START

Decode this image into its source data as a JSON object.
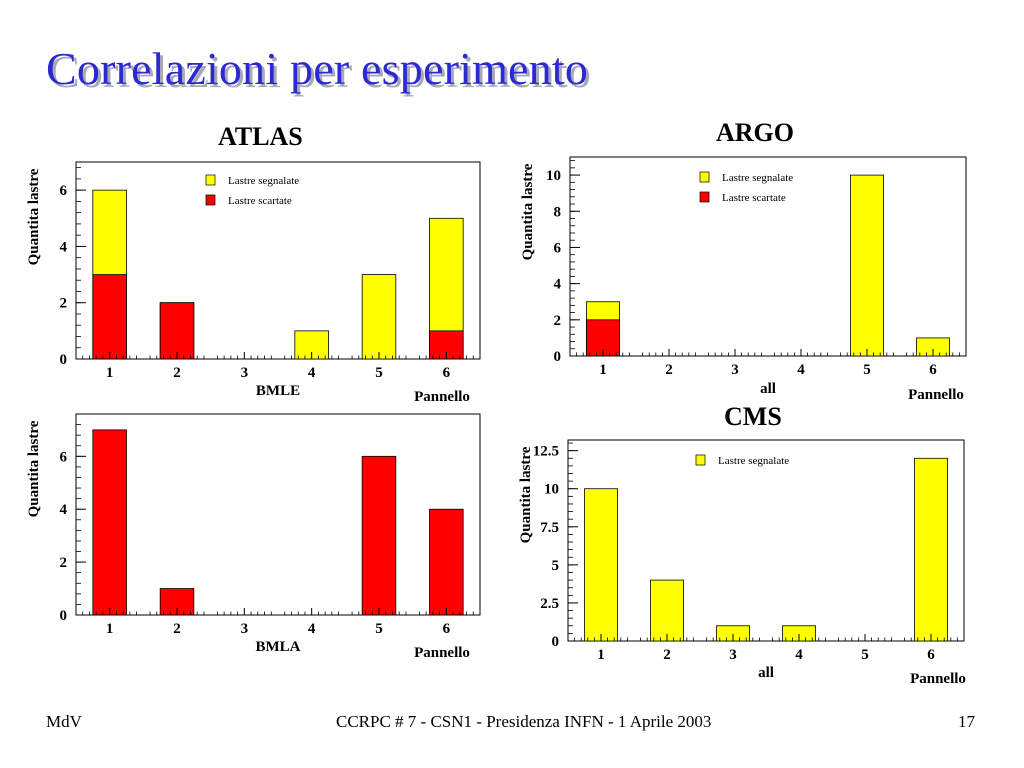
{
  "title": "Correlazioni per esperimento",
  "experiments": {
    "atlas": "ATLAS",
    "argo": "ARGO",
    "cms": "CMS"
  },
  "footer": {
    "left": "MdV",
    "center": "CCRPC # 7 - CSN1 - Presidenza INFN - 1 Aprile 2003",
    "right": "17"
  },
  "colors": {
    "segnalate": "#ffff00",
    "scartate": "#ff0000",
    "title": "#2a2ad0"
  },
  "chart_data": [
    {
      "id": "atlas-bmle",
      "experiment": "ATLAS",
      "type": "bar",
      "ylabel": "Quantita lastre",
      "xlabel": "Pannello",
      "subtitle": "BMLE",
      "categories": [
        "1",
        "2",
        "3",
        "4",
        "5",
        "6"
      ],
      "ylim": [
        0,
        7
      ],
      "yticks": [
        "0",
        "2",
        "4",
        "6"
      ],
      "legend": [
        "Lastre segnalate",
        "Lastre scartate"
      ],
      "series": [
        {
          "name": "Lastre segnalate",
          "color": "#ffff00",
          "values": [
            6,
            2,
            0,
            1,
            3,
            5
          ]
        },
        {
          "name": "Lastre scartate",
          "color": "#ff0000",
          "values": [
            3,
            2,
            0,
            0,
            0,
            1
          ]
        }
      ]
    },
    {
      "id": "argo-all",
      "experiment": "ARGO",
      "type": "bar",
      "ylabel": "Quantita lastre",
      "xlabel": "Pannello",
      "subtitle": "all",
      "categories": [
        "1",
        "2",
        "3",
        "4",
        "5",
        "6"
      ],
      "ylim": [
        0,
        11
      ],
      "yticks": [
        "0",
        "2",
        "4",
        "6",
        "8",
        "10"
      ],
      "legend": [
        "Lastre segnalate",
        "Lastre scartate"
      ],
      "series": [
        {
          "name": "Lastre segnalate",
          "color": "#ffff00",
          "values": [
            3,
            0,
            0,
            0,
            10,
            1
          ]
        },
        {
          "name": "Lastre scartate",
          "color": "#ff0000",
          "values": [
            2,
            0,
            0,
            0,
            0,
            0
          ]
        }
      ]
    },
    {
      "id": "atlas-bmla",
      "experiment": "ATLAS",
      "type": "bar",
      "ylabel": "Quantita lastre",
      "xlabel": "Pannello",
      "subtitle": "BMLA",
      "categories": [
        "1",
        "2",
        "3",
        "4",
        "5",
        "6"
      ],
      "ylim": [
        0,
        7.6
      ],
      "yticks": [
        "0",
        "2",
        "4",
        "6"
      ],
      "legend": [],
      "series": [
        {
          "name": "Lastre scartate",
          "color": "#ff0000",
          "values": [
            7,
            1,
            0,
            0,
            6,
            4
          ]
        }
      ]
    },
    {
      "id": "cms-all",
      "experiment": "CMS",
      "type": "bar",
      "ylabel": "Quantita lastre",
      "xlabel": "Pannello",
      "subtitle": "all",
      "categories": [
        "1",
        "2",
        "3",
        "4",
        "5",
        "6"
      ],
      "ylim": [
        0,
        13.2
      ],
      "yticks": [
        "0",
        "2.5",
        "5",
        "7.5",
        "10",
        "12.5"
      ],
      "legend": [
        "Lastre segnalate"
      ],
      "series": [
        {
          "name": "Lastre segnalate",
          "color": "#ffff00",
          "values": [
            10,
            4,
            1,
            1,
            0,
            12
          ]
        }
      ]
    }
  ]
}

END

Given problem:
From the material above, copy everything exactly but the pictures.

Task response:
Decode this image into its source data as a JSON object.
{
  "title": "Correlazioni per esperimento",
  "experiments": {
    "atlas": "ATLAS",
    "argo": "ARGO",
    "cms": "CMS"
  },
  "footer": {
    "left": "MdV",
    "center": "CCRPC # 7 - CSN1 - Presidenza INFN - 1 Aprile 2003",
    "right": "17"
  },
  "colors": {
    "segnalate": "#ffff00",
    "scartate": "#ff0000",
    "title": "#2a2ad0"
  },
  "chart_data": [
    {
      "id": "atlas-bmle",
      "experiment": "ATLAS",
      "type": "bar",
      "ylabel": "Quantita lastre",
      "xlabel": "Pannello",
      "subtitle": "BMLE",
      "categories": [
        "1",
        "2",
        "3",
        "4",
        "5",
        "6"
      ],
      "ylim": [
        0,
        7
      ],
      "yticks": [
        "0",
        "2",
        "4",
        "6"
      ],
      "legend": [
        "Lastre segnalate",
        "Lastre scartate"
      ],
      "series": [
        {
          "name": "Lastre segnalate",
          "color": "#ffff00",
          "values": [
            6,
            2,
            0,
            1,
            3,
            5
          ]
        },
        {
          "name": "Lastre scartate",
          "color": "#ff0000",
          "values": [
            3,
            2,
            0,
            0,
            0,
            1
          ]
        }
      ]
    },
    {
      "id": "argo-all",
      "experiment": "ARGO",
      "type": "bar",
      "ylabel": "Quantita lastre",
      "xlabel": "Pannello",
      "subtitle": "all",
      "categories": [
        "1",
        "2",
        "3",
        "4",
        "5",
        "6"
      ],
      "ylim": [
        0,
        11
      ],
      "yticks": [
        "0",
        "2",
        "4",
        "6",
        "8",
        "10"
      ],
      "legend": [
        "Lastre segnalate",
        "Lastre scartate"
      ],
      "series": [
        {
          "name": "Lastre segnalate",
          "color": "#ffff00",
          "values": [
            3,
            0,
            0,
            0,
            10,
            1
          ]
        },
        {
          "name": "Lastre scartate",
          "color": "#ff0000",
          "values": [
            2,
            0,
            0,
            0,
            0,
            0
          ]
        }
      ]
    },
    {
      "id": "atlas-bmla",
      "experiment": "ATLAS",
      "type": "bar",
      "ylabel": "Quantita lastre",
      "xlabel": "Pannello",
      "subtitle": "BMLA",
      "categories": [
        "1",
        "2",
        "3",
        "4",
        "5",
        "6"
      ],
      "ylim": [
        0,
        7.6
      ],
      "yticks": [
        "0",
        "2",
        "4",
        "6"
      ],
      "legend": [],
      "series": [
        {
          "name": "Lastre scartate",
          "color": "#ff0000",
          "values": [
            7,
            1,
            0,
            0,
            6,
            4
          ]
        }
      ]
    },
    {
      "id": "cms-all",
      "experiment": "CMS",
      "type": "bar",
      "ylabel": "Quantita lastre",
      "xlabel": "Pannello",
      "subtitle": "all",
      "categories": [
        "1",
        "2",
        "3",
        "4",
        "5",
        "6"
      ],
      "ylim": [
        0,
        13.2
      ],
      "yticks": [
        "0",
        "2.5",
        "5",
        "7.5",
        "10",
        "12.5"
      ],
      "legend": [
        "Lastre segnalate"
      ],
      "series": [
        {
          "name": "Lastre segnalate",
          "color": "#ffff00",
          "values": [
            10,
            4,
            1,
            1,
            0,
            12
          ]
        }
      ]
    }
  ]
}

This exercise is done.